- GIVEN TASK -
Each line of the material below that holds the word "Руслан" needs to be copied.

[start of INPUT MATERIAL]

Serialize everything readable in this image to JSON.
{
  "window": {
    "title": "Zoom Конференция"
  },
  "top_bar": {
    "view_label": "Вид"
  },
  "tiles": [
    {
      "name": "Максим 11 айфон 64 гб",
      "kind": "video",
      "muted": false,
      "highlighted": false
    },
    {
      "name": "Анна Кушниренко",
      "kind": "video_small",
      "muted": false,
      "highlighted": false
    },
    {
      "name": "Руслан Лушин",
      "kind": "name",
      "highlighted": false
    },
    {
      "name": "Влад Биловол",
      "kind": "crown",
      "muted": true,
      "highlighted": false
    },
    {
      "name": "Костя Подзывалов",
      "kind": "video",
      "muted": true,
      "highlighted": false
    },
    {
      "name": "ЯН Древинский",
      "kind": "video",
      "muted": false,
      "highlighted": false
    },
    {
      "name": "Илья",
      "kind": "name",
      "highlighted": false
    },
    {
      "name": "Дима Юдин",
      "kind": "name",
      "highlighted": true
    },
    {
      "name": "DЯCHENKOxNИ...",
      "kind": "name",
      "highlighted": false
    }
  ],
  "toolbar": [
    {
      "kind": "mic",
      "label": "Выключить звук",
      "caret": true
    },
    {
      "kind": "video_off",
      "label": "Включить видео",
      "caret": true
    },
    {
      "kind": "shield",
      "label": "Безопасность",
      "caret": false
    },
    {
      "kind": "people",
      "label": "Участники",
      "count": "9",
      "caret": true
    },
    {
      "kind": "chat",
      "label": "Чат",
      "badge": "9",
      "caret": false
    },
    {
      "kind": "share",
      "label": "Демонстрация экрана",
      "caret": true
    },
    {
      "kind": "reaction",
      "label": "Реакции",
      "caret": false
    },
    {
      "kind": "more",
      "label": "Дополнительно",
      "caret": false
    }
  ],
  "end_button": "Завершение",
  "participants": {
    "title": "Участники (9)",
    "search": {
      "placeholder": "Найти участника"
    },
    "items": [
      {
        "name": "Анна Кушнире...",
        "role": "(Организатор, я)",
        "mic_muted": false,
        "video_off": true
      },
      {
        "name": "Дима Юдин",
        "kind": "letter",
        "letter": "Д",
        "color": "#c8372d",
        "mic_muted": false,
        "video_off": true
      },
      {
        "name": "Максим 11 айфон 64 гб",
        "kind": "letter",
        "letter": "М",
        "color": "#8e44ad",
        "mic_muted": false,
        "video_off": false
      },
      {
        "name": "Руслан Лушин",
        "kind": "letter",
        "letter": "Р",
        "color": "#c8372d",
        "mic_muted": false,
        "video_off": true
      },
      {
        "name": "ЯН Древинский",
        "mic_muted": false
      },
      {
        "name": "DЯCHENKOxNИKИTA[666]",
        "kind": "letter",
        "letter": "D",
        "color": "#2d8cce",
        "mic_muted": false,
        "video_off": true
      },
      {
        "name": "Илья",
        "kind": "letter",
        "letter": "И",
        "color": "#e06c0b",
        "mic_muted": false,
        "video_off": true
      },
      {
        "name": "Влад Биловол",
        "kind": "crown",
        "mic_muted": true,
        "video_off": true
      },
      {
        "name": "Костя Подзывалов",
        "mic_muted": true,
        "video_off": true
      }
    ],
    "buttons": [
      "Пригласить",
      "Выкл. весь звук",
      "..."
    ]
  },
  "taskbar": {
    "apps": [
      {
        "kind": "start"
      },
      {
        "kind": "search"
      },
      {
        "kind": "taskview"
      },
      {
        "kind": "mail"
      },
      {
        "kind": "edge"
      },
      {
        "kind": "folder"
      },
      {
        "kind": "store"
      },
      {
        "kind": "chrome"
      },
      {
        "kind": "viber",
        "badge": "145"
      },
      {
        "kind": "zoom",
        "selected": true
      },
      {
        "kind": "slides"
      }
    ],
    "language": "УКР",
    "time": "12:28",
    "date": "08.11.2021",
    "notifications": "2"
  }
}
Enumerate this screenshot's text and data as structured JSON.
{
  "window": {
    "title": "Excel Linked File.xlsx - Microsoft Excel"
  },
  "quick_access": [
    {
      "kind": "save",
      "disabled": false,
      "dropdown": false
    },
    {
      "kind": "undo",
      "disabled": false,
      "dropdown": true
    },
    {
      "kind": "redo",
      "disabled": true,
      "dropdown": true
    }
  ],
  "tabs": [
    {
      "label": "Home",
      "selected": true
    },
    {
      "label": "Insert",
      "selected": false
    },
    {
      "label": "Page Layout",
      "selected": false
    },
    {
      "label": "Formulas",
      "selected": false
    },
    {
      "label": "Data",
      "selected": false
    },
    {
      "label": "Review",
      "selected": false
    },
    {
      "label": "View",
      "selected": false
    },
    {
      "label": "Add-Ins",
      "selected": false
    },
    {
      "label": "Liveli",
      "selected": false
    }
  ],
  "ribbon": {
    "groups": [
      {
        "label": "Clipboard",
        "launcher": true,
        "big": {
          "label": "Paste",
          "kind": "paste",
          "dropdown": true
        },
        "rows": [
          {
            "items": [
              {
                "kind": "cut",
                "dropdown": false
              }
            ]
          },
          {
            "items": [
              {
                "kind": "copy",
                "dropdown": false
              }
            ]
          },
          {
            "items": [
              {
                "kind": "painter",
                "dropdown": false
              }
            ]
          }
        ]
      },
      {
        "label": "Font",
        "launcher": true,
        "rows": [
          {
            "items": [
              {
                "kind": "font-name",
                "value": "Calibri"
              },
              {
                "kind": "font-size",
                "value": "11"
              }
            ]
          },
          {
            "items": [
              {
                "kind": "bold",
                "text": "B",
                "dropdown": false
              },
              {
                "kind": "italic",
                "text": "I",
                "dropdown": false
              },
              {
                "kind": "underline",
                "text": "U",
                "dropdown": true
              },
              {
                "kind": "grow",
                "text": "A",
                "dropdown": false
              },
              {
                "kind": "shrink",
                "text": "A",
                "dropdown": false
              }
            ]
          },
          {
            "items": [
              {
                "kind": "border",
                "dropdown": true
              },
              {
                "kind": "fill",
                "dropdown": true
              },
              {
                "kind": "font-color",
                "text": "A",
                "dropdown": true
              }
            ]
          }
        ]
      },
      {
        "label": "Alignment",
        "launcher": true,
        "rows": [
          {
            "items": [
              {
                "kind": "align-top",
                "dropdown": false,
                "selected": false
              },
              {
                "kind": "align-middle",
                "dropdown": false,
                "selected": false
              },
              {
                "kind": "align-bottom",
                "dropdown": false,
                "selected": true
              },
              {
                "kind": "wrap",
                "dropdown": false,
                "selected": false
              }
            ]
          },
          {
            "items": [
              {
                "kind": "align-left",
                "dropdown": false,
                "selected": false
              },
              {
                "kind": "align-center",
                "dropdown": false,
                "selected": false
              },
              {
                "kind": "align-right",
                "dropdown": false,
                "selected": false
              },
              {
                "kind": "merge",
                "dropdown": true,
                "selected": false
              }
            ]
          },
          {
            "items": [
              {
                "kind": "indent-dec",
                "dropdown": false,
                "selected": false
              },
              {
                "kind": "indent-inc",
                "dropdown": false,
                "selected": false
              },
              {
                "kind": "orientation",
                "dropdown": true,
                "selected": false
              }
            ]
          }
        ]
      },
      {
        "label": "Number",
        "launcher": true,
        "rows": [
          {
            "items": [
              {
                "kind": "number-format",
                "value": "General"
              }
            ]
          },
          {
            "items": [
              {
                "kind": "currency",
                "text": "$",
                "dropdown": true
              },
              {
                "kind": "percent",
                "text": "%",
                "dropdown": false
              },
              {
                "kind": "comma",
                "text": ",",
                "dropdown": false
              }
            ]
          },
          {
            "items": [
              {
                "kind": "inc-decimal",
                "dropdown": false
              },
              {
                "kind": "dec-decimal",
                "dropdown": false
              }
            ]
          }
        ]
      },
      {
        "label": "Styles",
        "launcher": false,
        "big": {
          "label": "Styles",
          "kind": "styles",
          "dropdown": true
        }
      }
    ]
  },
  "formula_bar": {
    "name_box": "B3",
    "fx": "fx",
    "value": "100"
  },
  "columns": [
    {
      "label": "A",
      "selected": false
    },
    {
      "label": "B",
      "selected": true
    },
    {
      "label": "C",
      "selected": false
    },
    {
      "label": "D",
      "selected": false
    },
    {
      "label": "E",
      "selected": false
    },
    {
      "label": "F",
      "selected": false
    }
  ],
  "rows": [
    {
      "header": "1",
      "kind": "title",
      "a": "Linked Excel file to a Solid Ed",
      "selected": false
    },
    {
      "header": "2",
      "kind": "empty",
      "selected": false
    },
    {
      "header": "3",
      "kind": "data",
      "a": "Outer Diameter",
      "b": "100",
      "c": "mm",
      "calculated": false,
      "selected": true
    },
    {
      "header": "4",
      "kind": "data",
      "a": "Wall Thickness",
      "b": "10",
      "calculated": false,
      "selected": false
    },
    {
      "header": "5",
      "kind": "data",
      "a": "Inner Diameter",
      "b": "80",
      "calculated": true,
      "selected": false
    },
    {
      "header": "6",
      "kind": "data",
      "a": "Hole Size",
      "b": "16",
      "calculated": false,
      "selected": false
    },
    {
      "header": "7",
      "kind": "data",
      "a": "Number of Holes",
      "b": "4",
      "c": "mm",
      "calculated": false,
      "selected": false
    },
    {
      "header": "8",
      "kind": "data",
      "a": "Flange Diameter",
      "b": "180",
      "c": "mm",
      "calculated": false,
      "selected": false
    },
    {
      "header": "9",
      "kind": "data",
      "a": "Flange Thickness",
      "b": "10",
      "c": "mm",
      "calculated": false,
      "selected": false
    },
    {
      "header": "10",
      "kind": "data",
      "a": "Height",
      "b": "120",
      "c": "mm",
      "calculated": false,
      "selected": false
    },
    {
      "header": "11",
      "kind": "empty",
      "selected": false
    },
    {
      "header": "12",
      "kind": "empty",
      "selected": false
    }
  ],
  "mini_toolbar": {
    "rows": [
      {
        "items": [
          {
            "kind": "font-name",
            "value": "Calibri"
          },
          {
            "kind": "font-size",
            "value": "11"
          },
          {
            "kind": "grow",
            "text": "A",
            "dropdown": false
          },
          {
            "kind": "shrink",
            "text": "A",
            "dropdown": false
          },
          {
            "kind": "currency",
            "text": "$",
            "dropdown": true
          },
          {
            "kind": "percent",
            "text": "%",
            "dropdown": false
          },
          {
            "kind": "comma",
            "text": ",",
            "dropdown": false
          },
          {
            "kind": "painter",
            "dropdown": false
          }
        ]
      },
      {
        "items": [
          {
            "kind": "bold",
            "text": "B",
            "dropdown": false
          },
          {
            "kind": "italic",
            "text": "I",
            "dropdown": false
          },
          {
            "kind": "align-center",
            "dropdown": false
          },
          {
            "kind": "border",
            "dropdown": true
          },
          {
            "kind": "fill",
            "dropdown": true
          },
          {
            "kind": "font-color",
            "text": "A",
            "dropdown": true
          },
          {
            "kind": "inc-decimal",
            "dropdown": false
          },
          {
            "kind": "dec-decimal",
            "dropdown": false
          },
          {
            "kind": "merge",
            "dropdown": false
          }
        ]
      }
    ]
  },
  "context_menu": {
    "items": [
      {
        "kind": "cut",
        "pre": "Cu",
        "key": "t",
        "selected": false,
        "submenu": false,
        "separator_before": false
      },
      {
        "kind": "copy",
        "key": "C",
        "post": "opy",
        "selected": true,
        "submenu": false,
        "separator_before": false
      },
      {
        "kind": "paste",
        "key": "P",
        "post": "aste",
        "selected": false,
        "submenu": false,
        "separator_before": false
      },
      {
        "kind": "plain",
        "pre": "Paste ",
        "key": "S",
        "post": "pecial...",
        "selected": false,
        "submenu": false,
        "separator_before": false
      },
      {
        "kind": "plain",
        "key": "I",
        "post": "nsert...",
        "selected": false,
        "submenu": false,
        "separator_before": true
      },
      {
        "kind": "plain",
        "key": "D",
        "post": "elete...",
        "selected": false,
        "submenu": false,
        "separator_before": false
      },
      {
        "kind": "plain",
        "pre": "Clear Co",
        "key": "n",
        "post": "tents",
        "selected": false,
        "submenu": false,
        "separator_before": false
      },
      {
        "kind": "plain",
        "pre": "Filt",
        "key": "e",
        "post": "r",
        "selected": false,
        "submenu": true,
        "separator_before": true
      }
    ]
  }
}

[end of INPUT MATERIAL]

- TASK SOLUTION -
      "name": "Руслан Лушин",
        "name": "Руслан Лушин",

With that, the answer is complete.